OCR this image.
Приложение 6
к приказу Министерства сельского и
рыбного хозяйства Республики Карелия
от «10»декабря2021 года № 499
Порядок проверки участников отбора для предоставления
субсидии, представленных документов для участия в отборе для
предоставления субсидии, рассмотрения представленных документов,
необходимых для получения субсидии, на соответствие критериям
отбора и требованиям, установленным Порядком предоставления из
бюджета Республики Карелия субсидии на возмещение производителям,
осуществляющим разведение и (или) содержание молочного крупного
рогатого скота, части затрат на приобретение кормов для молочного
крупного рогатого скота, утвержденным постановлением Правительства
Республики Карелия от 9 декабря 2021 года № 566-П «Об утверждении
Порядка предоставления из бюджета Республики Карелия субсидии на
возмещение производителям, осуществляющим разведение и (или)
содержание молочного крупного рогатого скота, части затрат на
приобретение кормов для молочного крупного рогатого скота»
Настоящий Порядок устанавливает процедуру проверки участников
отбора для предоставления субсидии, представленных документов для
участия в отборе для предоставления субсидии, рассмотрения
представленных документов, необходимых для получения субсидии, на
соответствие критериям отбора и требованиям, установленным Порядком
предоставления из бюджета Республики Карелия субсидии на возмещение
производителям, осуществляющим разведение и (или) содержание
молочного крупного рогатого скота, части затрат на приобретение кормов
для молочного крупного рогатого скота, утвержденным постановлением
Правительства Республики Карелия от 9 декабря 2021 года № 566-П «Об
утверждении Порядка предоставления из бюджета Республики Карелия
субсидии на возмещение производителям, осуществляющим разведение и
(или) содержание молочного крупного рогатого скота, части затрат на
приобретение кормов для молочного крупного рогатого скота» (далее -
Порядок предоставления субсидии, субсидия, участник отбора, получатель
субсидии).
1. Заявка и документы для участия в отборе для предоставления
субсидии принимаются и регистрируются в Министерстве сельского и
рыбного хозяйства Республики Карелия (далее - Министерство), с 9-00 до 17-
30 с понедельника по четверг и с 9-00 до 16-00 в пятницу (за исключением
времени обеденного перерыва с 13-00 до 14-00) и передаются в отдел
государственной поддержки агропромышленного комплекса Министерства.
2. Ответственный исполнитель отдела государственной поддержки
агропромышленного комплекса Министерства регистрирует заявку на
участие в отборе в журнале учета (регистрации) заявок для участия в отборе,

_____

▶ _GOAL_
Can you reproduce all the material exactly?

▶ _TASK SOLUTION_
OCR this image.
Приложение 6
к приказу Министерства сельского и
рыбного хозяйства Республики Карелия
от «10»декабря2021 года № 499
Порядок проверки участников отбора для предоставления
субсидии, представленных документов для участия в отборе для
предоставления субсидии, рассмотрения представленных документов,
необходимых для получения субсидии, на соответствие критериям
отбора и требованиям, установленным Порядком предоставления из
бюджета Республики Карелия субсидии на возмещение производителям,
осуществляющим разведение и (или) содержание молочного крупного
рогатого скота, части затрат на приобретение кормов для молочного
крупного рогатого скота, утвержденным постановлением Правительства
Республики Карелия от 9 декабря 2021 года № 566-П «Об утверждении
Порядка предоставления из бюджета Республики Карелия субсидии на
возмещение производителям, осуществляющим разведение и (или)
содержание молочного крупного рогатого скота, части затрат на
приобретение кормов для молочного крупного рогатого скота»
Настоящий Порядок устанавливает процедуру проверки участников
отбора для предоставления субсидии, представленных документов для
участия в отборе для предоставления субсидии, рассмотрения
представленных документов, необходимых для получения субсидии, на
соответствие критериям отбора и требованиям, установленным Порядком
предоставления из бюджета Республики Карелия субсидии на возмещение
производителям, осуществляющим разведение и (или) содержание
молочного крупного рогатого скота, части затрат на приобретение кормов
для молочного крупного рогатого скота, утвержденным постановлением
Правительства Республики Карелия от 9 декабря 2021 года № 566-П «Об
утверждении Порядка предоставления из бюджета Республики Карелия
субсидии на возмещение производителям, осуществляющим разведение и
(или) содержание молочного крупного рогатого скота, части затрат на
приобретение кормов для молочного крупного рогатого скота» (далее -
Порядок предоставления субсидии, субсидия, участник отбора, получатель
субсидии).
1. Заявка и документы для участия в отборе для предоставления
субсидии принимаются и регистрируются в Министерстве сельского и
рыбного хозяйства Республики Карелия (далее - Министерство), с 9-00 до 17-
30 с понедельника по четверг и с 9-00 до 16-00 в пятницу (за исключением
времени обеденного перерыва с 13-00 до 14-00) и передаются в отдел
государственной поддержки агропромышленного комплекса Министерства.
2. Ответственный исполнитель отдела государственной поддержки
агропромышленного комплекса Министерства регистрирует заявку на
участие в отборе в журнале учета (регистрации) заявок для участия в отборе,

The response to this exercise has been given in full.